Selected text:
━━━━━━━━━━━━━━━━━━━━━━━━━━━━━━
How to make spicy Chicken Rendang.
Today we’re making Chicken Rendang – one of my all time favourite Malay dishes. Rendang is a dry curry stew that you can find in Singapore, Malaysia and Indonesia.
Chicken or Beef
The beef version is more popular, but I personally prefer chicken. Less guesswork with beef cuts and lesser time to cook, which means less time in the kitchen! I will make a beef version soon, but this recipe works for beef as well. Be sure to adjust water and time for the beef to stew and get fork-tender.
Spicy
This is a spicy version that takes a bit more ingredients, time and love, but worth it. I’ve also replaced a couple of ingredients to easier found items already in your pantry. For a non-spicy version, omit the fresh chillies and dried chillies. For an EXTRA spicy version (hello!) throw in a couple of Thai Bird’s Eye Chillies in the blend.
━━━━━━━━━━━━━━━━━━━━━━━━━━━━━━
What to do:
Decide whether each statement agrees with the Chicken Rendang text, answering yes or no and quoting the words that settle it. 1. The beef version of rendang is more popular than the chicken version. 2. To make a non-spicy version, only the dried chillies are left out. 3. Rendang is a dry curry stew.

[Items listed in a dataset]
━━━━━━━━━━━━━━━━━━━━━━━━━━━━━━
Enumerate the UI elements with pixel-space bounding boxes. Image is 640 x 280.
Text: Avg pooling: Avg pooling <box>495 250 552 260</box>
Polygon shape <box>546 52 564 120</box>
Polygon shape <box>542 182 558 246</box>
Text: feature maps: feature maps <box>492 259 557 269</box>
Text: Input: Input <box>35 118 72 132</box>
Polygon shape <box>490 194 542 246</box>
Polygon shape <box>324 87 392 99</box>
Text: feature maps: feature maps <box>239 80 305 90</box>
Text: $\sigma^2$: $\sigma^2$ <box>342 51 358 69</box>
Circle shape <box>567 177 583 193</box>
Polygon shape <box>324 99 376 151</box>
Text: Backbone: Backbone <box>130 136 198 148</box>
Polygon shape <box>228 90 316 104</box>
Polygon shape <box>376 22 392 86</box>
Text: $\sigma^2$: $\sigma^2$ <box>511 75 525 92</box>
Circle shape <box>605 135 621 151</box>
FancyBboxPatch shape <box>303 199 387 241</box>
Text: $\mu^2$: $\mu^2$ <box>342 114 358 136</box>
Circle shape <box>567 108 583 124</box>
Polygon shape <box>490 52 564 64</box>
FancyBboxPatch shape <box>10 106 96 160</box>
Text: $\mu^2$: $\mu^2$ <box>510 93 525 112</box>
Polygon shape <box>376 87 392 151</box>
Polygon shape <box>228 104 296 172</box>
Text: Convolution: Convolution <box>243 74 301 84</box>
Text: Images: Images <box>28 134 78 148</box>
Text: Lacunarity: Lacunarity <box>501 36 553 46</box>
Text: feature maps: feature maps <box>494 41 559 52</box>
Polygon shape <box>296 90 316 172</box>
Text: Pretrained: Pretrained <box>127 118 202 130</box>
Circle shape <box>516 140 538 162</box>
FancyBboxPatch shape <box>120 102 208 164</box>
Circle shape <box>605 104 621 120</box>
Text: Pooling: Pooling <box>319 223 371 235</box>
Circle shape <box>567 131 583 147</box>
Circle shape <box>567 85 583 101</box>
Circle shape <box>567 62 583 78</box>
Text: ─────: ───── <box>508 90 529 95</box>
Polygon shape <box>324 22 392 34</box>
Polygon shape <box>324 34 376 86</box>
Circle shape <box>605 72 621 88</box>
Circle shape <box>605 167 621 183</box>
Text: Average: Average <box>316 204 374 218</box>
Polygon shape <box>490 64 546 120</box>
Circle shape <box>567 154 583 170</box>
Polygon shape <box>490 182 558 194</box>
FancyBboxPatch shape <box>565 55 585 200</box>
━━━━━━━━━━━━━━━━━━━━━━━━━━━━━━
Answer below:
1. Yes: "The beef version is more popular"
2. No: "For a non-spicy version, omit the fresh chillies and dried chillies."
3. Yes: "Rendang is a dry curry stew"